>> start

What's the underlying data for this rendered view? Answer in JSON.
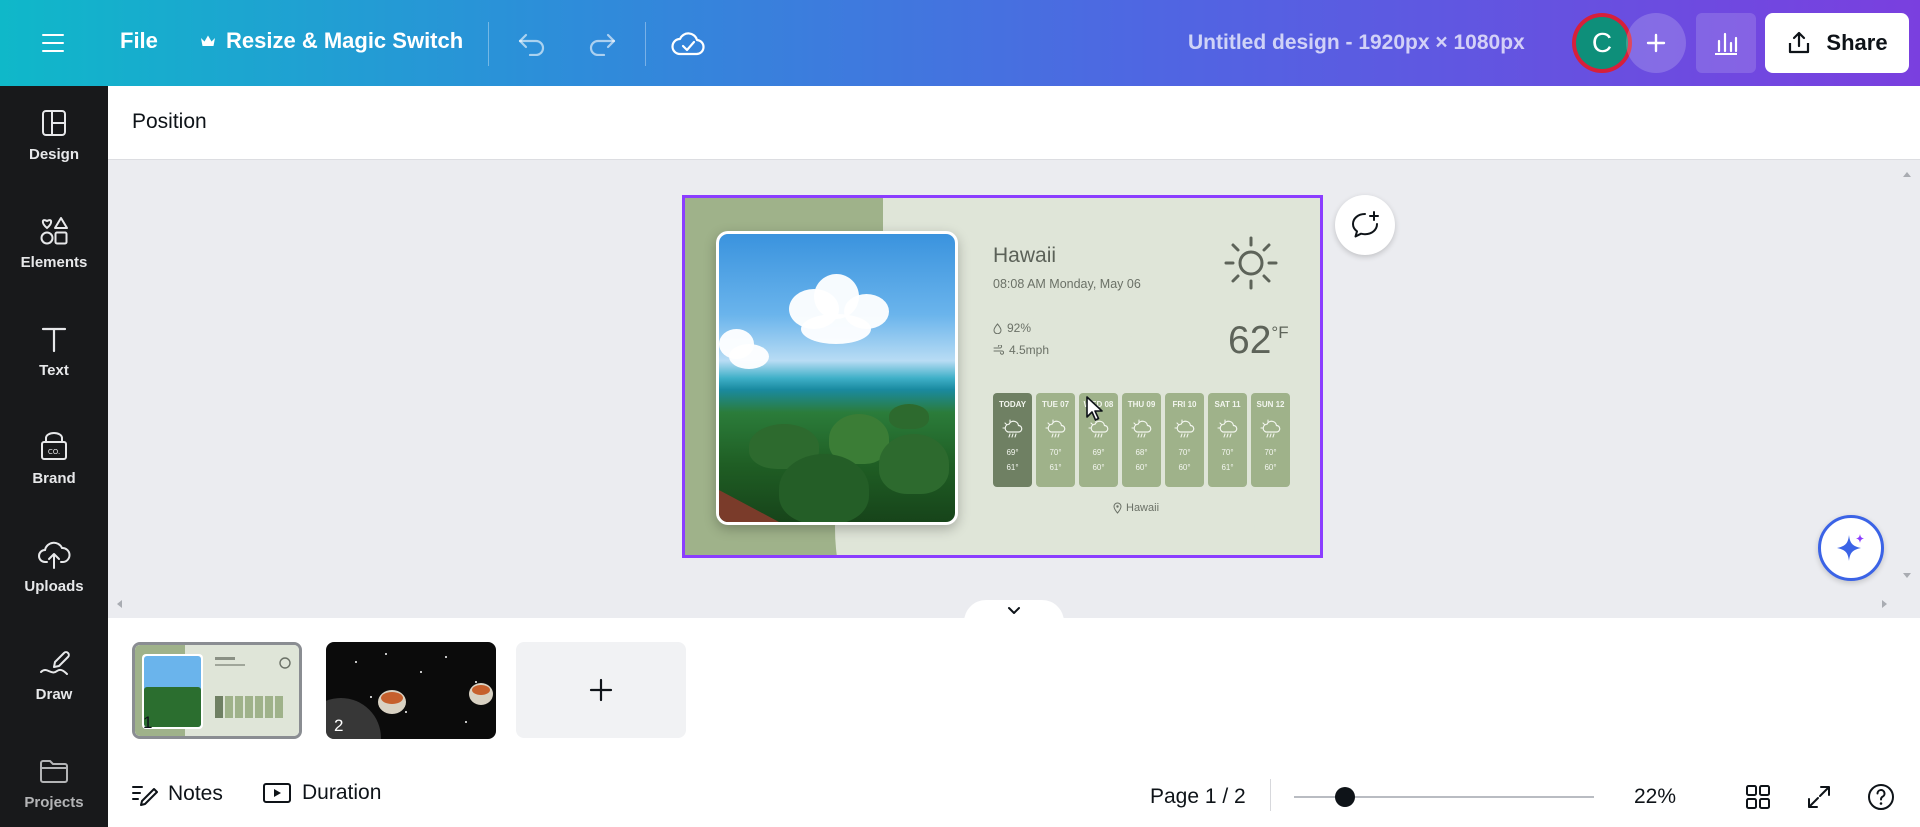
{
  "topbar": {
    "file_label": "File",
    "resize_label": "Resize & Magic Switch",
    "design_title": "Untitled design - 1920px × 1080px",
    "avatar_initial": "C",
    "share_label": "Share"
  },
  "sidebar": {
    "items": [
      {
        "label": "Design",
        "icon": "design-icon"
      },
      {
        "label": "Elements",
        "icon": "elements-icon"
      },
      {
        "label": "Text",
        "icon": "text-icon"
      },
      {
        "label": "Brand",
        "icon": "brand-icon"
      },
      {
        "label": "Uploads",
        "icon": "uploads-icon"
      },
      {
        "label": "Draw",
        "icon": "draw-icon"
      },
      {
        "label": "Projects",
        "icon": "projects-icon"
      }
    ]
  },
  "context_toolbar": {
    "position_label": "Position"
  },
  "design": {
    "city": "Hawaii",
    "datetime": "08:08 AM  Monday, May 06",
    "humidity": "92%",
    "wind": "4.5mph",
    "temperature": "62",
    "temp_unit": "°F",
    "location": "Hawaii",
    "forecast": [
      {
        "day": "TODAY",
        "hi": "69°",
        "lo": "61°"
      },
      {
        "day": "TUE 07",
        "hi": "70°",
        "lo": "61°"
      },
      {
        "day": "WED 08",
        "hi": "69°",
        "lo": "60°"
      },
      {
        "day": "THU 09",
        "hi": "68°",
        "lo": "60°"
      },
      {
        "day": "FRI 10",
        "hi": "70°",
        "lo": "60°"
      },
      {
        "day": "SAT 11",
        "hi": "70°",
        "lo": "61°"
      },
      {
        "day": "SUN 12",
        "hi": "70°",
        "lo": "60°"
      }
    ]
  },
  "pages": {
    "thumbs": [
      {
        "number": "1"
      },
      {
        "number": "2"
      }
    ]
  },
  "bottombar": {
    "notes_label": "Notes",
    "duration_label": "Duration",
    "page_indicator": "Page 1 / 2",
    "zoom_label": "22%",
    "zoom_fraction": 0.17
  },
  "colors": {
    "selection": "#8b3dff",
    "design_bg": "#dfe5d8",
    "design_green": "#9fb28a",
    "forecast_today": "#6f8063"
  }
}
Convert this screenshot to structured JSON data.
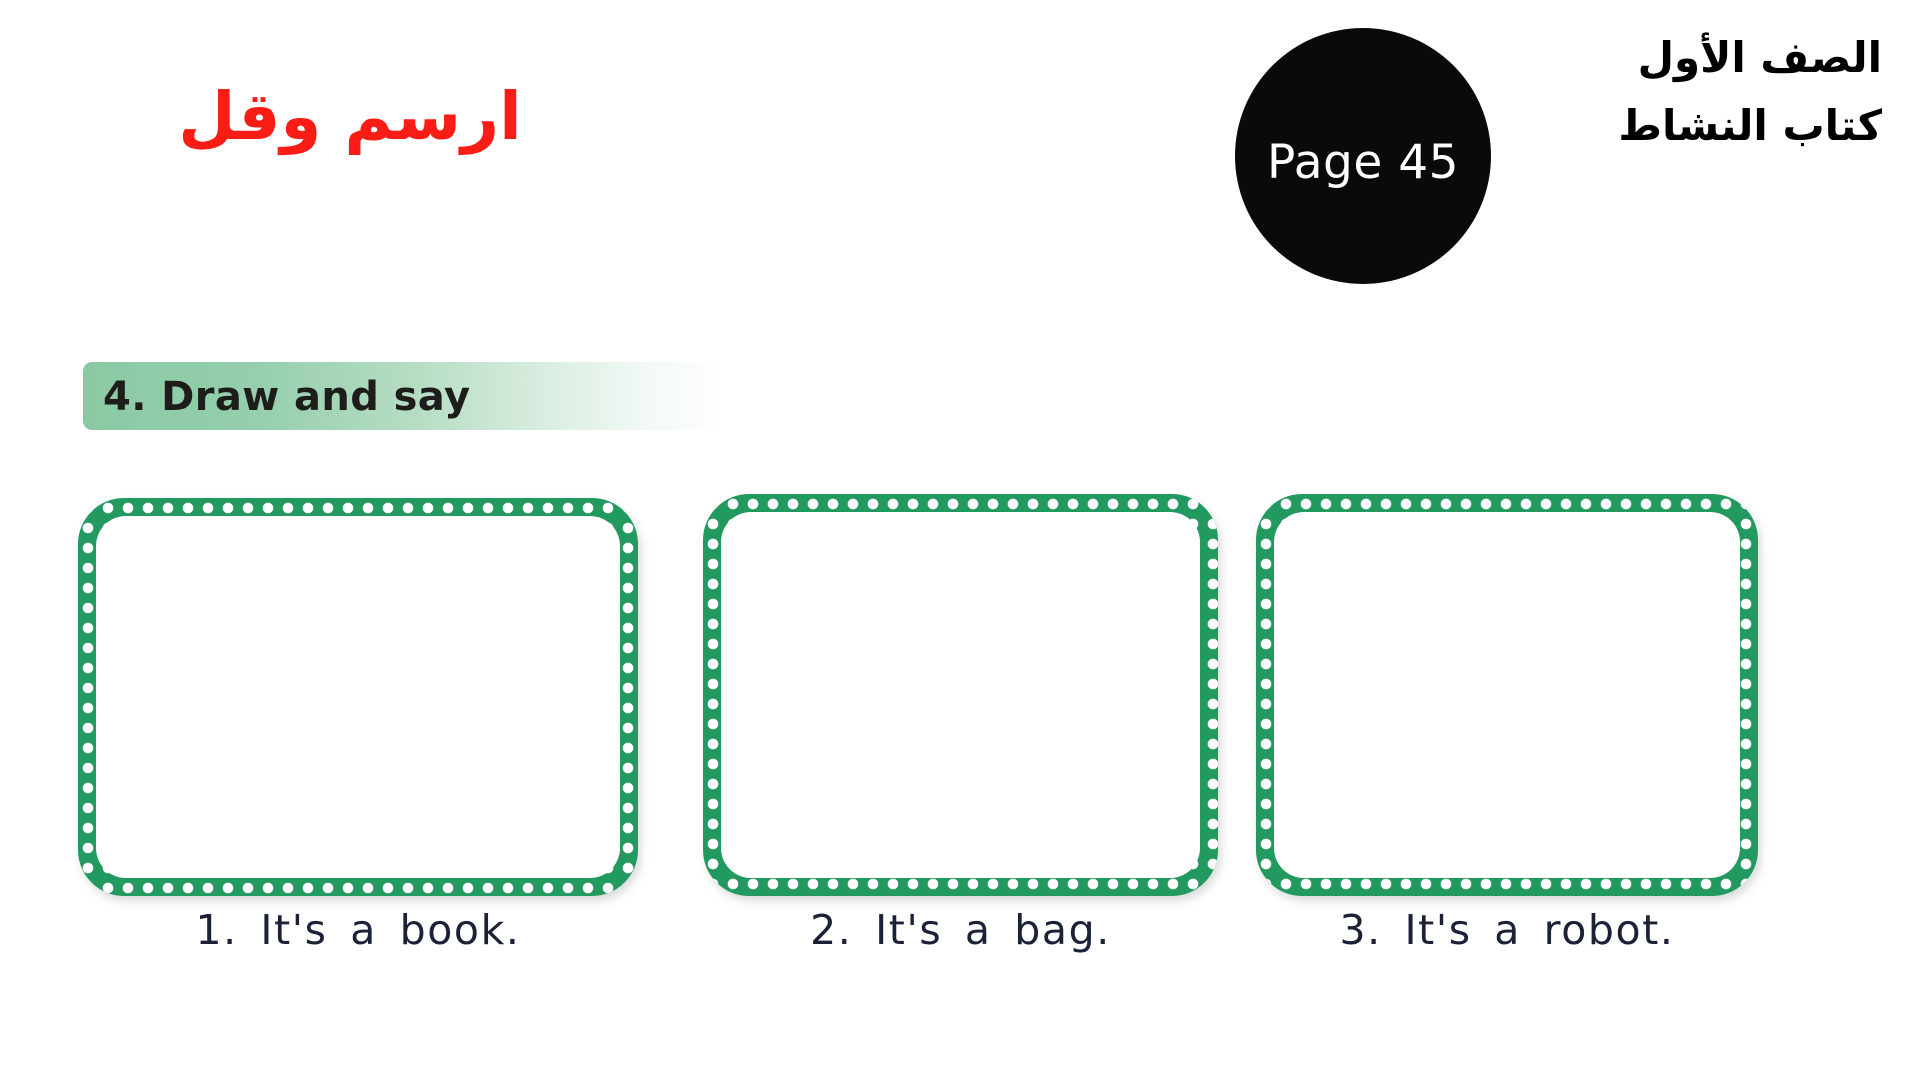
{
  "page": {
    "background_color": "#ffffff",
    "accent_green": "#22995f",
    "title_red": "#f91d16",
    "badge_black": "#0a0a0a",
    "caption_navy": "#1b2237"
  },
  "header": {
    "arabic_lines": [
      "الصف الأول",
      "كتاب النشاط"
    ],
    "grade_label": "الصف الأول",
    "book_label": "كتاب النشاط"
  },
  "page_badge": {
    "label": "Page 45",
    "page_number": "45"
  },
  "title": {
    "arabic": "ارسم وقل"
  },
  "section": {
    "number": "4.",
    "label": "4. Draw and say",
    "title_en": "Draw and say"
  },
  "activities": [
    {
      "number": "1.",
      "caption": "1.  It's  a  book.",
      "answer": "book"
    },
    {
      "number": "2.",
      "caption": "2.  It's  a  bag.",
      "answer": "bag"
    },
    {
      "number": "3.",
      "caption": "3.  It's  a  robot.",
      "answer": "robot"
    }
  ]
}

>> end

■ Exercise details
Using the entries above, return each line that includes the word "data".

■ Full solution
What's the underlying data for this rendered view? Answer in JSON.
Convert this screenshot to structured JSON data.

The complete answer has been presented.